THE TASK - Repeat the records below exactly, leaving out any pictures.

----------

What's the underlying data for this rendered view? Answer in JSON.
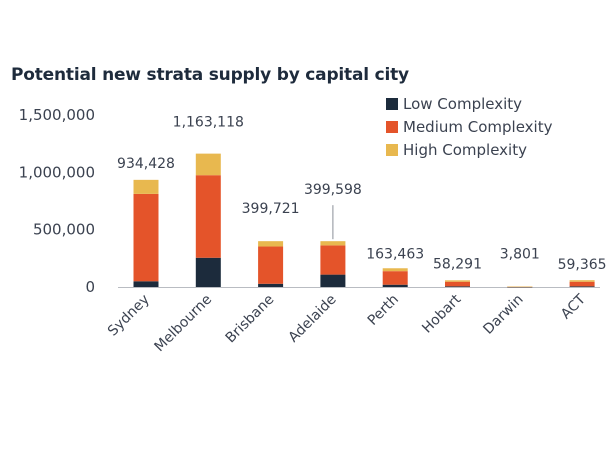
{
  "chart_data": {
    "type": "bar",
    "stacked": true,
    "title": "Potential new strata supply by capital city",
    "xlabel": "",
    "ylabel": "",
    "ylim": [
      0,
      1500000
    ],
    "y_ticks": [
      {
        "value": 0,
        "label": "0"
      },
      {
        "value": 500000,
        "label": "500,000"
      },
      {
        "value": 1000000,
        "label": "1,000,000"
      },
      {
        "value": 1500000,
        "label": "1,500,000"
      }
    ],
    "categories": [
      "Sydney",
      "Melbourne",
      "Brisbane",
      "Adelaide",
      "Perth",
      "Hobart",
      "Darwin",
      "ACT"
    ],
    "series": [
      {
        "name": "Low Complexity",
        "color": "#1c2b3c",
        "values": [
          50000,
          255000,
          28000,
          108000,
          20000,
          6000,
          500,
          6000
        ]
      },
      {
        "name": "Medium Complexity",
        "color": "#e4542a",
        "values": [
          762000,
          720000,
          325000,
          255000,
          118000,
          40000,
          2800,
          40000
        ]
      },
      {
        "name": "High Complexity",
        "color": "#e8b84f",
        "values": [
          122428,
          188118,
          46721,
          36598,
          25463,
          12291,
          501,
          13365
        ]
      }
    ],
    "totals": [
      "934,428",
      "1,163,118",
      "399,721",
      "399,598",
      "163,463",
      "58,291",
      "3,801",
      "59,365"
    ],
    "grid": false,
    "legend_position": "top-right"
  }
}
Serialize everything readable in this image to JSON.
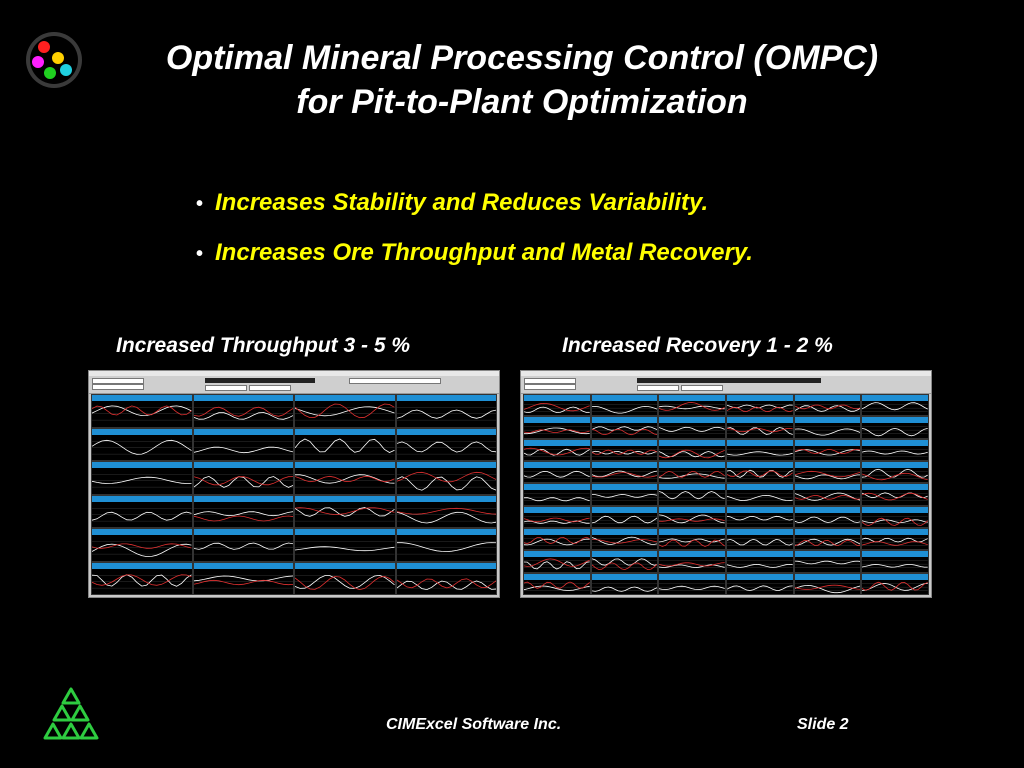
{
  "title": {
    "line1": "Optimal Mineral Processing Control (OMPC)",
    "line2": "for Pit-to-Plant Optimization"
  },
  "bullets": [
    "Increases Stability and Reduces Variability.",
    "Increases Ore Throughput and Metal Recovery."
  ],
  "captions": {
    "left": "Increased Throughput  3 - 5 %",
    "right": "Increased Recovery  1 - 2 %"
  },
  "footer": {
    "company": "CIMExcel Software Inc.",
    "slide": "Slide 2"
  },
  "colors": {
    "background": "#000000",
    "title": "#ffffff",
    "bullet_text": "#ffff00",
    "panel_header": "#1f8fd4",
    "trace_white": "#ffffff",
    "trace_red": "#e03030",
    "logo_green": "#2ecc40"
  },
  "icons": {
    "top_logo": "colored-dots-logo-icon",
    "bottom_logo": "green-triangles-logo-icon"
  },
  "screenshots": {
    "left": {
      "columns": 4,
      "rows": 6
    },
    "right": {
      "columns": 6,
      "rows": 9
    }
  }
}
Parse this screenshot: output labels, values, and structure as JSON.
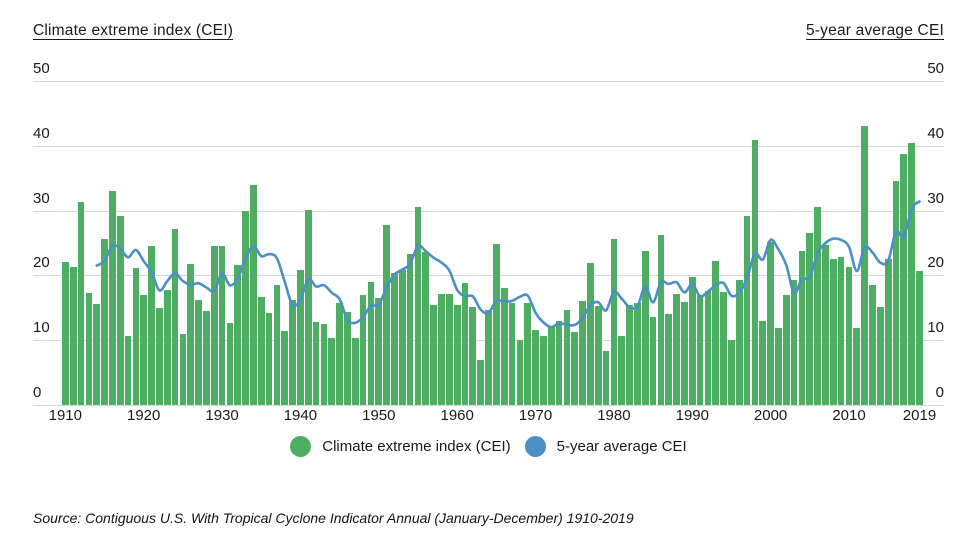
{
  "header": {
    "left_title": "Climate extreme index (CEI)",
    "right_title": "5-year average CEI"
  },
  "legend": {
    "items": [
      {
        "label": "Climate extreme index (CEI)",
        "color": "#4dae63",
        "swatch": "circle"
      },
      {
        "label": "5-year average CEI",
        "color": "#4a90c4",
        "swatch": "circle"
      }
    ]
  },
  "source_note": "Source: Contiguous U.S. With Tropical Cyclone Indicator Annual (January-December) 1910-2019",
  "colors": {
    "bar_green": "#4dae63",
    "line_blue": "#4a90c4",
    "gridline": "#d7d7d7",
    "text": "#1a1a1a",
    "background": "#ffffff"
  },
  "chart_data": {
    "type": "bar",
    "title": "Climate extreme index (CEI)",
    "start_year": 1910,
    "end_year": 2019,
    "ylim": [
      0,
      50
    ],
    "yticks": [
      0,
      10,
      20,
      30,
      40,
      50
    ],
    "xticks": [
      1910,
      1920,
      1930,
      1940,
      1950,
      1960,
      1970,
      1980,
      1990,
      2000,
      2010,
      2019
    ],
    "grid": true,
    "legend_position": "bottom",
    "series": [
      {
        "name": "Climate extreme index (CEI)",
        "type": "bar",
        "color": "#4dae63",
        "values": [
          22.0,
          21.3,
          31.4,
          17.3,
          15.6,
          25.6,
          33.0,
          29.2,
          10.6,
          21.2,
          17.0,
          24.6,
          15.0,
          17.8,
          27.2,
          11.0,
          21.8,
          16.2,
          14.5,
          24.5,
          24.5,
          12.6,
          21.6,
          29.9,
          34.0,
          16.7,
          14.2,
          18.5,
          11.5,
          16.2,
          20.8,
          30.1,
          12.8,
          12.5,
          10.4,
          15.8,
          14.3,
          10.4,
          17.0,
          19.0,
          16.5,
          27.8,
          20.4,
          20.8,
          23.3,
          30.5,
          23.6,
          15.4,
          17.1,
          17.2,
          15.5,
          18.8,
          15.2,
          6.9,
          14.6,
          24.9,
          18.1,
          15.8,
          10.0,
          15.7,
          11.6,
          10.6,
          12.2,
          12.9,
          14.7,
          11.3,
          16.1,
          21.9,
          15.3,
          8.4,
          25.7,
          10.7,
          15.4,
          15.8,
          23.7,
          13.6,
          26.2,
          14.1,
          17.1,
          15.9,
          19.8,
          17.0,
          17.6,
          22.2,
          17.5,
          10.0,
          19.3,
          29.1,
          40.9,
          12.9,
          25.2,
          11.9,
          17.0,
          19.3,
          23.8,
          26.6,
          30.6,
          24.7,
          22.6,
          22.9,
          21.3,
          11.9,
          43.0,
          18.6,
          15.1,
          22.6,
          34.5,
          38.7,
          40.5,
          20.7
        ]
      },
      {
        "name": "5-year average CEI",
        "type": "line",
        "color": "#4a90c4",
        "window": 5,
        "derivation": "trailing 5-year moving average of the annual CEI values, plotted from 1914 through 2019"
      }
    ]
  }
}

----------

WRITTEN RESPONSE -
What's the underlying data for this rendered view? Answer in JSON.
{
  "chart_data": {
    "type": "bar",
    "stacked": true,
    "title": "Potential new strata supply by capital city",
    "xlabel": "",
    "ylabel": "",
    "ylim": [
      0,
      1500000
    ],
    "y_ticks": [
      {
        "value": 0,
        "label": "0"
      },
      {
        "value": 500000,
        "label": "500,000"
      },
      {
        "value": 1000000,
        "label": "1,000,000"
      },
      {
        "value": 1500000,
        "label": "1,500,000"
      }
    ],
    "categories": [
      "Sydney",
      "Melbourne",
      "Brisbane",
      "Adelaide",
      "Perth",
      "Hobart",
      "Darwin",
      "ACT"
    ],
    "series": [
      {
        "name": "Low Complexity",
        "color": "#1c2b3c",
        "values": [
          50000,
          255000,
          28000,
          108000,
          20000,
          6000,
          500,
          6000
        ]
      },
      {
        "name": "Medium Complexity",
        "color": "#e4542a",
        "values": [
          762000,
          720000,
          325000,
          255000,
          118000,
          40000,
          2800,
          40000
        ]
      },
      {
        "name": "High Complexity",
        "color": "#e8b84f",
        "values": [
          122428,
          188118,
          46721,
          36598,
          25463,
          12291,
          501,
          13365
        ]
      }
    ],
    "totals": [
      "934,428",
      "1,163,118",
      "399,721",
      "399,598",
      "163,463",
      "58,291",
      "3,801",
      "59,365"
    ],
    "grid": false,
    "legend_position": "top-right"
  }
}
Serialize everything readable in this image to JSON.
{
  "title": {
    "line1": "Optimal Mineral Processing Control (OMPC)",
    "line2": "for Pit-to-Plant Optimization"
  },
  "bullets": [
    "Increases Stability and Reduces Variability.",
    "Increases Ore Throughput and Metal Recovery."
  ],
  "captions": {
    "left": "Increased Throughput  3 - 5 %",
    "right": "Increased Recovery  1 - 2 %"
  },
  "footer": {
    "company": "CIMExcel Software Inc.",
    "slide": "Slide 2"
  },
  "colors": {
    "background": "#000000",
    "title": "#ffffff",
    "bullet_text": "#ffff00",
    "panel_header": "#1f8fd4",
    "trace_white": "#ffffff",
    "trace_red": "#e03030",
    "logo_green": "#2ecc40"
  },
  "icons": {
    "top_logo": "colored-dots-logo-icon",
    "bottom_logo": "green-triangles-logo-icon"
  },
  "screenshots": {
    "left": {
      "columns": 4,
      "rows": 6
    },
    "right": {
      "columns": 6,
      "rows": 9
    }
  }
}
Parse this screenshot: output labels, values, and structure as JSON.
{
  "header": {
    "left_title": "Climate extreme index (CEI)",
    "right_title": "5-year average CEI"
  },
  "legend": {
    "items": [
      {
        "label": "Climate extreme index (CEI)",
        "color": "#4dae63",
        "swatch": "circle"
      },
      {
        "label": "5-year average CEI",
        "color": "#4a90c4",
        "swatch": "circle"
      }
    ]
  },
  "source_note": "Source: Contiguous U.S. With Tropical Cyclone Indicator Annual (January-December) 1910-2019",
  "colors": {
    "bar_green": "#4dae63",
    "line_blue": "#4a90c4",
    "gridline": "#d7d7d7",
    "text": "#1a1a1a",
    "background": "#ffffff"
  },
  "chart_data": {
    "type": "bar",
    "title": "Climate extreme index (CEI)",
    "start_year": 1910,
    "end_year": 2019,
    "ylim": [
      0,
      50
    ],
    "yticks": [
      0,
      10,
      20,
      30,
      40,
      50
    ],
    "xticks": [
      1910,
      1920,
      1930,
      1940,
      1950,
      1960,
      1970,
      1980,
      1990,
      2000,
      2010,
      2019
    ],
    "grid": true,
    "legend_position": "bottom",
    "series": [
      {
        "name": "Climate extreme index (CEI)",
        "type": "bar",
        "color": "#4dae63",
        "values": [
          22.0,
          21.3,
          31.4,
          17.3,
          15.6,
          25.6,
          33.0,
          29.2,
          10.6,
          21.2,
          17.0,
          24.6,
          15.0,
          17.8,
          27.2,
          11.0,
          21.8,
          16.2,
          14.5,
          24.5,
          24.5,
          12.6,
          21.6,
          29.9,
          34.0,
          16.7,
          14.2,
          18.5,
          11.5,
          16.2,
          20.8,
          30.1,
          12.8,
          12.5,
          10.4,
          15.8,
          14.3,
          10.4,
          17.0,
          19.0,
          16.5,
          27.8,
          20.4,
          20.8,
          23.3,
          30.5,
          23.6,
          15.4,
          17.1,
          17.2,
          15.5,
          18.8,
          15.2,
          6.9,
          14.6,
          24.9,
          18.1,
          15.8,
          10.0,
          15.7,
          11.6,
          10.6,
          12.2,
          12.9,
          14.7,
          11.3,
          16.1,
          21.9,
          15.3,
          8.4,
          25.7,
          10.7,
          15.4,
          15.8,
          23.7,
          13.6,
          26.2,
          14.1,
          17.1,
          15.9,
          19.8,
          17.0,
          17.6,
          22.2,
          17.5,
          10.0,
          19.3,
          29.1,
          40.9,
          12.9,
          25.2,
          11.9,
          17.0,
          19.3,
          23.8,
          26.6,
          30.6,
          24.7,
          22.6,
          22.9,
          21.3,
          11.9,
          43.0,
          18.6,
          15.1,
          22.6,
          34.5,
          38.7,
          40.5,
          20.7
        ]
      },
      {
        "name": "5-year average CEI",
        "type": "line",
        "color": "#4a90c4",
        "window": 5,
        "derivation": "trailing 5-year moving average of the annual CEI values, plotted from 1914 through 2019"
      }
    ]
  }
}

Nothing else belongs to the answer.